● Stored records
* * * *

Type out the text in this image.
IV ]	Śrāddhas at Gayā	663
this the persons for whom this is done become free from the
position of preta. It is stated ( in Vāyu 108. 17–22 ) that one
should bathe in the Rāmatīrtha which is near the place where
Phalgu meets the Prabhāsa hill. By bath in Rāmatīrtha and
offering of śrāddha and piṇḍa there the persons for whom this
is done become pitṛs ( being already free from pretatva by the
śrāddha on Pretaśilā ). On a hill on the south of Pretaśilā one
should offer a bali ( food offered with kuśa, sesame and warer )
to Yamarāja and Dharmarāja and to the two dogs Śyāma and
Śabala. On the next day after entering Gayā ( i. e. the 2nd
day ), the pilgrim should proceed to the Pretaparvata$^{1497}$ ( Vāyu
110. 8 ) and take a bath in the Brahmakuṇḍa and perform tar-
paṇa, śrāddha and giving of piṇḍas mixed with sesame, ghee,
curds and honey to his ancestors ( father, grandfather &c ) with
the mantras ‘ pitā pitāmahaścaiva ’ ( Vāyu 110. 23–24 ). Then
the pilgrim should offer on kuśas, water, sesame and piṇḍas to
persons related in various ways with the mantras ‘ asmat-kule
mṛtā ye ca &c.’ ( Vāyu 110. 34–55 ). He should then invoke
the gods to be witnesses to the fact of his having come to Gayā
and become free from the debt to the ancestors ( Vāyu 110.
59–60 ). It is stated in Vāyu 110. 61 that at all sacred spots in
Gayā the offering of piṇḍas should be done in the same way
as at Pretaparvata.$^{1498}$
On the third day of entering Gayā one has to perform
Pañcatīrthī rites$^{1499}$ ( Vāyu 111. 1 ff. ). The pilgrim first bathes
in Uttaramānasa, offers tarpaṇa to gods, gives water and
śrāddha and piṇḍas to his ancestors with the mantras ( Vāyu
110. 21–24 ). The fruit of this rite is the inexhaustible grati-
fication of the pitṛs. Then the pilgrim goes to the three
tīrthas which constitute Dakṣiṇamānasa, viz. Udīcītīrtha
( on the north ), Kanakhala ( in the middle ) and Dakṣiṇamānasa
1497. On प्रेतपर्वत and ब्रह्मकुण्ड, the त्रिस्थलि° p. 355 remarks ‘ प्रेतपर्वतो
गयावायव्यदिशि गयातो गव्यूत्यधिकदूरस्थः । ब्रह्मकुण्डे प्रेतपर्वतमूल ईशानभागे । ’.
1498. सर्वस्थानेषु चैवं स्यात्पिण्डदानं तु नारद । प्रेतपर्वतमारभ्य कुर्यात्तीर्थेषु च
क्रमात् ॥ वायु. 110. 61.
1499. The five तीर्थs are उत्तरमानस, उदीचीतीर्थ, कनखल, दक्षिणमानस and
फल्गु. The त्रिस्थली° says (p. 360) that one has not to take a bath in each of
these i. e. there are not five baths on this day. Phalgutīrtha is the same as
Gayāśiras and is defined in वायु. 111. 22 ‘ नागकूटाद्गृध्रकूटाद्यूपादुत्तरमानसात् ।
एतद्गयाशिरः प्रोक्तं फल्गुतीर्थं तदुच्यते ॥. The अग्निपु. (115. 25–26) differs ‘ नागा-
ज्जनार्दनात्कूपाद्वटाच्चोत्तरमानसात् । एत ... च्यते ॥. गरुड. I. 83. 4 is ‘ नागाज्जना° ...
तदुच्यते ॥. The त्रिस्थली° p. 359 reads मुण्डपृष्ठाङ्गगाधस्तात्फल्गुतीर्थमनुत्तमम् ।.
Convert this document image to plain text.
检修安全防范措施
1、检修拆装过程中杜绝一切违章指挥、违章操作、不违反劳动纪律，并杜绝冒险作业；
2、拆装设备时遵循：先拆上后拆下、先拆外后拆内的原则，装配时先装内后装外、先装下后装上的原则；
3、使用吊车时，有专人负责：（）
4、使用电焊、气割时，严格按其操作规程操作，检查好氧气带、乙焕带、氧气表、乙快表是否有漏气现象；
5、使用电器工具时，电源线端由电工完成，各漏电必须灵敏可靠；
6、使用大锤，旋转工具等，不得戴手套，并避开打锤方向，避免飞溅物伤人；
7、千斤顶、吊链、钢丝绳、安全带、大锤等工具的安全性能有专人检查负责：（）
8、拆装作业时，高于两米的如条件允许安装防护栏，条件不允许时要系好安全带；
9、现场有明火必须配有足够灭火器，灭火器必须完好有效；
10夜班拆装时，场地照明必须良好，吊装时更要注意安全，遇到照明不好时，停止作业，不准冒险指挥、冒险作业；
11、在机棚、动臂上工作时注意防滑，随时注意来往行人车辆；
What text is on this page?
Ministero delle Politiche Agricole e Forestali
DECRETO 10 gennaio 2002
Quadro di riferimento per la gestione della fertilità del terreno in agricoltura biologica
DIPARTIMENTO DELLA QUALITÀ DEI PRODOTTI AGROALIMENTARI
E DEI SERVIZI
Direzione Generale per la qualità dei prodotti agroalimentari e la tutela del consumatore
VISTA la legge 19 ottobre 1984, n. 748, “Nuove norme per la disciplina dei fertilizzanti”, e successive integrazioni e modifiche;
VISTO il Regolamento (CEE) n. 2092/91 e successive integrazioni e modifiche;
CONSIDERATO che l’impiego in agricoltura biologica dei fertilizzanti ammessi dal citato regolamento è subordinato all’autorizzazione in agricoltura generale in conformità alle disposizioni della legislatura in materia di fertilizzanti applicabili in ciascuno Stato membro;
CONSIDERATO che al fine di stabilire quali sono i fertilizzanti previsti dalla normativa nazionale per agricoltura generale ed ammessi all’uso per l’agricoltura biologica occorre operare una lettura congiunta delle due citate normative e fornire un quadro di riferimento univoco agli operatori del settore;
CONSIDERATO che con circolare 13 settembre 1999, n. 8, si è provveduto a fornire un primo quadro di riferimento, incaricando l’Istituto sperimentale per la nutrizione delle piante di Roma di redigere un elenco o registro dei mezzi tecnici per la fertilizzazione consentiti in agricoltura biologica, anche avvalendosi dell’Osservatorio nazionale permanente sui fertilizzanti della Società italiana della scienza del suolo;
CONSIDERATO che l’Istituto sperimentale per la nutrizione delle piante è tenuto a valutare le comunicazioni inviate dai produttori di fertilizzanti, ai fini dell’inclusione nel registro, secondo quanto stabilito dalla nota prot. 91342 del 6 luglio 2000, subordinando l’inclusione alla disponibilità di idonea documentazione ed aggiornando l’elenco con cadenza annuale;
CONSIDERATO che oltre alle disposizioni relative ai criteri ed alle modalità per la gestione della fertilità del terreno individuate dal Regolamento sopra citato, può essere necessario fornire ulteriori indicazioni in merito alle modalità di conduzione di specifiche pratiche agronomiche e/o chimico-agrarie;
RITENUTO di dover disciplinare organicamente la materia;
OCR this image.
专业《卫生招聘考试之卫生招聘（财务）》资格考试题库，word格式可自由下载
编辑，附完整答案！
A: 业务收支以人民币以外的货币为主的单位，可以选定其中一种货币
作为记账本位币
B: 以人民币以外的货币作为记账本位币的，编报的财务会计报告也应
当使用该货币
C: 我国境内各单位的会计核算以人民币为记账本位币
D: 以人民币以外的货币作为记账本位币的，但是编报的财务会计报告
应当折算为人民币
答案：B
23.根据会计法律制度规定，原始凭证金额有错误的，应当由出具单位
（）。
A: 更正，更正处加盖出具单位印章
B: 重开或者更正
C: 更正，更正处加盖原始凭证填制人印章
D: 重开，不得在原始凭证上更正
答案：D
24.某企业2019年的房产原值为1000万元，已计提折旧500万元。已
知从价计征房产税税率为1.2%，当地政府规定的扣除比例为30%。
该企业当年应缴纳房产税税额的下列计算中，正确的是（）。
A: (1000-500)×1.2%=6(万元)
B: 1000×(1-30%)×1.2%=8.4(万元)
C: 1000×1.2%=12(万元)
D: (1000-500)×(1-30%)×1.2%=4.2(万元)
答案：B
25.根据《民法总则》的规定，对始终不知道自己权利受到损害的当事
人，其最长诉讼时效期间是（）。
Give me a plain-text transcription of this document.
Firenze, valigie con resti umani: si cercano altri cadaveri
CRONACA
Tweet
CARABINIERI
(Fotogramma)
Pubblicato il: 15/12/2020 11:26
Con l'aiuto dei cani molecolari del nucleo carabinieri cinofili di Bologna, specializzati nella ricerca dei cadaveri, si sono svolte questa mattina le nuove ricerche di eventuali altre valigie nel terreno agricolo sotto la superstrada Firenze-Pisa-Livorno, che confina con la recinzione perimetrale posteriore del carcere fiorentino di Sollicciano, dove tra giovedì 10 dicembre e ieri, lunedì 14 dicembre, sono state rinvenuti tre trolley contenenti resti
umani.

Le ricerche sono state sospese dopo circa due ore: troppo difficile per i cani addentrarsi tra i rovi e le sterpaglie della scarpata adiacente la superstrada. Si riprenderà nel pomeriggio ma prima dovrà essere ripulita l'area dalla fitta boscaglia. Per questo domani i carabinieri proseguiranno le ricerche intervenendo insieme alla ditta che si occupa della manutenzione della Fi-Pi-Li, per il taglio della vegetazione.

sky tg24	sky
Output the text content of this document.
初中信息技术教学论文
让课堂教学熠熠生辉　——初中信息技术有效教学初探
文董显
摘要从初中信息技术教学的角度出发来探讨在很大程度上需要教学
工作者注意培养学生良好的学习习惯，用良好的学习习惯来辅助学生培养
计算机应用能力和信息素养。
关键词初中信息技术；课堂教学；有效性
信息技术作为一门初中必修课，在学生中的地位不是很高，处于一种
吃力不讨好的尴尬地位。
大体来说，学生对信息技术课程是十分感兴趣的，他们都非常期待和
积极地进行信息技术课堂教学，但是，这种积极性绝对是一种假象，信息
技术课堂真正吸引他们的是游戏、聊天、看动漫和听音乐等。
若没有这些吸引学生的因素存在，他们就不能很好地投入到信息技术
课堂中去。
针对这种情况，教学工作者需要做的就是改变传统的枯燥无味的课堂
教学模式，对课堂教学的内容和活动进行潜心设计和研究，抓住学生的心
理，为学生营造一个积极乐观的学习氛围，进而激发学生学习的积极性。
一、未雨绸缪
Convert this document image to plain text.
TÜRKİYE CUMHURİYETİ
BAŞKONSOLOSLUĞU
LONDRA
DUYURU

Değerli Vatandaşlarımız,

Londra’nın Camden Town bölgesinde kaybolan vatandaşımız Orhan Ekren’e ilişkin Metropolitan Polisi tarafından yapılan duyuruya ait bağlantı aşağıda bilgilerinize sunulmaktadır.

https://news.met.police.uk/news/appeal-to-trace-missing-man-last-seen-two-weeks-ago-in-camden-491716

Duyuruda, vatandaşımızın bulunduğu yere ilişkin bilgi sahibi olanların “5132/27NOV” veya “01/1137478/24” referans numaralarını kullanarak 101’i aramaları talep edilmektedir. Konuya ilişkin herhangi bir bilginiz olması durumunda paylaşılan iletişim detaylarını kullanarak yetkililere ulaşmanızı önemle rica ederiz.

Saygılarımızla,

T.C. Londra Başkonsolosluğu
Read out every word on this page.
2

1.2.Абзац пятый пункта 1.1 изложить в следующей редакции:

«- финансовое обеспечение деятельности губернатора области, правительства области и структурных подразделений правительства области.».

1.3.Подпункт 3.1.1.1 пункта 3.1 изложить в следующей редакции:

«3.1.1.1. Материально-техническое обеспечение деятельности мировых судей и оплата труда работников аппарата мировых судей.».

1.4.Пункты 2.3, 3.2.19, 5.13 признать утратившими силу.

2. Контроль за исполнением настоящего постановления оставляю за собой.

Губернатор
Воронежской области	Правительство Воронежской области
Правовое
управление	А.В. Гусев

* * * *

● Task brief
Pick out and copy the lines of the material that include the word "resti".

● Task solution
Firenze, valigie con resti umani: si cercano altri cadaveri
Con l'aiuto dei cani molecolari del nucleo carabinieri cinofili di Bologna, specializzati nella ricerca dei cadaveri, si sono svolte questa mattina le nuove ricerche di eventuali altre valigie nel terreno agricolo sotto la superstrada Firenze-Pisa-Livorno, che confina con la recinzione perimetrale posteriore del carcere fiorentino di Sollicciano, dove tra giovedì 10 dicembre e ieri, lunedì 14 dicembre, sono state rinvenuti tre trolley contenenti resti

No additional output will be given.